### Written exercise
Give every entry again, unchanged, and leave its images out.

--- START ---

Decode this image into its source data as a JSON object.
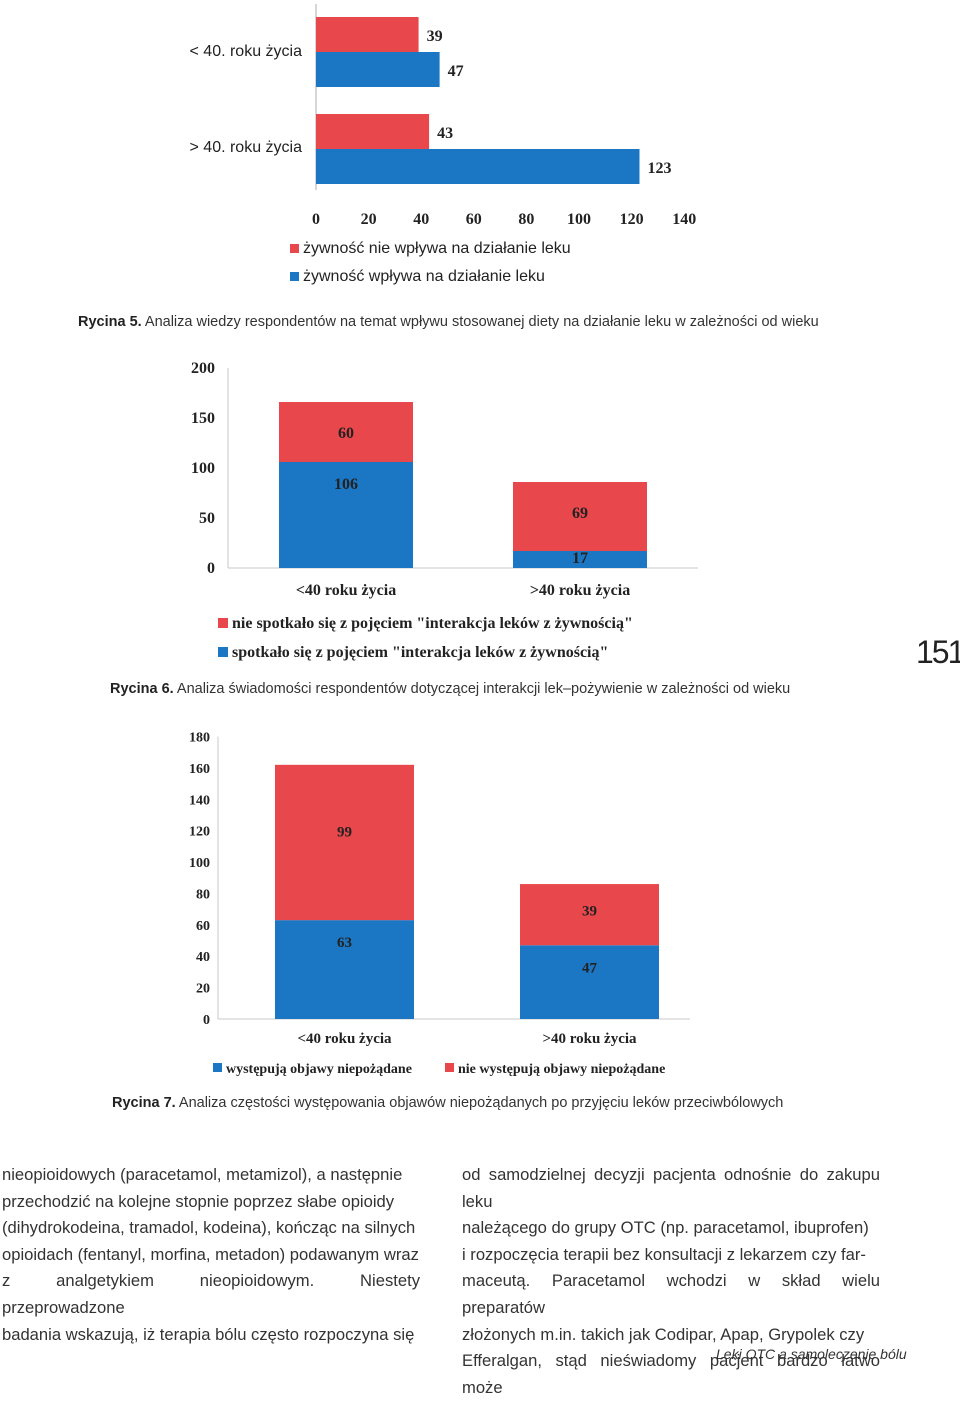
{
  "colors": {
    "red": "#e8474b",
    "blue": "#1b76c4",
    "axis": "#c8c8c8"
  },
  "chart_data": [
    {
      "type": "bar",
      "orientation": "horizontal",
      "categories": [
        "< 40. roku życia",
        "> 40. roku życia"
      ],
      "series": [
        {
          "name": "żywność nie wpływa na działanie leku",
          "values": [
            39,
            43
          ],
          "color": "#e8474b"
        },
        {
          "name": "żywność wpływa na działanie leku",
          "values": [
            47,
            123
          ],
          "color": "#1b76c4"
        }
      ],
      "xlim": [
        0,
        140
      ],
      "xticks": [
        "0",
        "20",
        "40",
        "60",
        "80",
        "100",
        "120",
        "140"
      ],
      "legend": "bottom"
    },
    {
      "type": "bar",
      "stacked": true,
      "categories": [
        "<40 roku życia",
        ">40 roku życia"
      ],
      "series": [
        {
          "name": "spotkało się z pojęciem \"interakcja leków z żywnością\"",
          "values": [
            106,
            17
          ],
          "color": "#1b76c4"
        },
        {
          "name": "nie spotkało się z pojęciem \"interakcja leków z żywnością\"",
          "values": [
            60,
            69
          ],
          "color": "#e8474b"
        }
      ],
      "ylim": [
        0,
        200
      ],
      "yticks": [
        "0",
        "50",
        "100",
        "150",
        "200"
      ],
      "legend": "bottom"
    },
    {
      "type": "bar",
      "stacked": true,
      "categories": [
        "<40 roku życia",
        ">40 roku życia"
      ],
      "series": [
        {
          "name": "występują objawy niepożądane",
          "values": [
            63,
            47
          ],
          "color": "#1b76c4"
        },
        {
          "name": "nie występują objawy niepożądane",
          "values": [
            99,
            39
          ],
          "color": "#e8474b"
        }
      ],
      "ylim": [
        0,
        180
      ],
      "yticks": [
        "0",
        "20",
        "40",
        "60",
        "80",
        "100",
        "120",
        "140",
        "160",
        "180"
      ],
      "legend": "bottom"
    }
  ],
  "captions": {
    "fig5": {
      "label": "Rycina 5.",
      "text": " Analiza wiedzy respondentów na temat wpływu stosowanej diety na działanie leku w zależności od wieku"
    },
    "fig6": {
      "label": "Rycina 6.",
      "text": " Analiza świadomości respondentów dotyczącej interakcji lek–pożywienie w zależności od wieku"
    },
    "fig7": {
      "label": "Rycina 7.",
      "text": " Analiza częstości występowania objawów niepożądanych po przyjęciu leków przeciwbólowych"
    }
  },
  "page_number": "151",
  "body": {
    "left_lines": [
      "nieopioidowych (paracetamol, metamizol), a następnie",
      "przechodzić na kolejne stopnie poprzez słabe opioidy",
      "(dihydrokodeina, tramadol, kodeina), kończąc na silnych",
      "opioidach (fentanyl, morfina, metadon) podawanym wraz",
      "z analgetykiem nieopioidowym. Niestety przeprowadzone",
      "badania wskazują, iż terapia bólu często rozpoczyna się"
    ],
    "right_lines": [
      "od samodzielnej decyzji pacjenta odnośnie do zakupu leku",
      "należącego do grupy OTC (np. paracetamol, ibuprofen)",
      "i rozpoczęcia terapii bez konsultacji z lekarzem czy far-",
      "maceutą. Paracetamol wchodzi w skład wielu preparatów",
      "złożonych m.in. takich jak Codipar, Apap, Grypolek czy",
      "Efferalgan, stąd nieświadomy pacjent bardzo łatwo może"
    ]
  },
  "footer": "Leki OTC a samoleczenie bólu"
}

--- END ---

### Output of the exercise
Decode this image into its source data as a JSON object.
{
  "colors": {
    "red": "#e8474b",
    "blue": "#1b76c4",
    "axis": "#c8c8c8"
  },
  "chart_data": [
    {
      "type": "bar",
      "orientation": "horizontal",
      "categories": [
        "< 40. roku życia",
        "> 40. roku życia"
      ],
      "series": [
        {
          "name": "żywność nie wpływa na działanie leku",
          "values": [
            39,
            43
          ],
          "color": "#e8474b"
        },
        {
          "name": "żywność wpływa na działanie leku",
          "values": [
            47,
            123
          ],
          "color": "#1b76c4"
        }
      ],
      "xlim": [
        0,
        140
      ],
      "xticks": [
        "0",
        "20",
        "40",
        "60",
        "80",
        "100",
        "120",
        "140"
      ],
      "legend": "bottom"
    },
    {
      "type": "bar",
      "stacked": true,
      "categories": [
        "<40 roku życia",
        ">40 roku życia"
      ],
      "series": [
        {
          "name": "spotkało się z pojęciem \"interakcja leków z żywnością\"",
          "values": [
            106,
            17
          ],
          "color": "#1b76c4"
        },
        {
          "name": "nie spotkało się z pojęciem \"interakcja leków z żywnością\"",
          "values": [
            60,
            69
          ],
          "color": "#e8474b"
        }
      ],
      "ylim": [
        0,
        200
      ],
      "yticks": [
        "0",
        "50",
        "100",
        "150",
        "200"
      ],
      "legend": "bottom"
    },
    {
      "type": "bar",
      "stacked": true,
      "categories": [
        "<40 roku życia",
        ">40 roku życia"
      ],
      "series": [
        {
          "name": "występują objawy niepożądane",
          "values": [
            63,
            47
          ],
          "color": "#1b76c4"
        },
        {
          "name": "nie występują objawy niepożądane",
          "values": [
            99,
            39
          ],
          "color": "#e8474b"
        }
      ],
      "ylim": [
        0,
        180
      ],
      "yticks": [
        "0",
        "20",
        "40",
        "60",
        "80",
        "100",
        "120",
        "140",
        "160",
        "180"
      ],
      "legend": "bottom"
    }
  ],
  "captions": {
    "fig5": {
      "label": "Rycina 5.",
      "text": " Analiza wiedzy respondentów na temat wpływu stosowanej diety na działanie leku w zależności od wieku"
    },
    "fig6": {
      "label": "Rycina 6.",
      "text": " Analiza świadomości respondentów dotyczącej interakcji lek–pożywienie w zależności od wieku"
    },
    "fig7": {
      "label": "Rycina 7.",
      "text": " Analiza częstości występowania objawów niepożądanych po przyjęciu leków przeciwbólowych"
    }
  },
  "page_number": "151",
  "body": {
    "left_lines": [
      "nieopioidowych (paracetamol, metamizol), a następnie",
      "przechodzić na kolejne stopnie poprzez słabe opioidy",
      "(dihydrokodeina, tramadol, kodeina), kończąc na silnych",
      "opioidach (fentanyl, morfina, metadon) podawanym wraz",
      "z analgetykiem nieopioidowym. Niestety przeprowadzone",
      "badania wskazują, iż terapia bólu często rozpoczyna się"
    ],
    "right_lines": [
      "od samodzielnej decyzji pacjenta odnośnie do zakupu leku",
      "należącego do grupy OTC (np. paracetamol, ibuprofen)",
      "i rozpoczęcia terapii bez konsultacji z lekarzem czy far-",
      "maceutą. Paracetamol wchodzi w skład wielu preparatów",
      "złożonych m.in. takich jak Codipar, Apap, Grypolek czy",
      "Efferalgan, stąd nieświadomy pacjent bardzo łatwo może"
    ]
  },
  "footer": "Leki OTC a samoleczenie bólu"
}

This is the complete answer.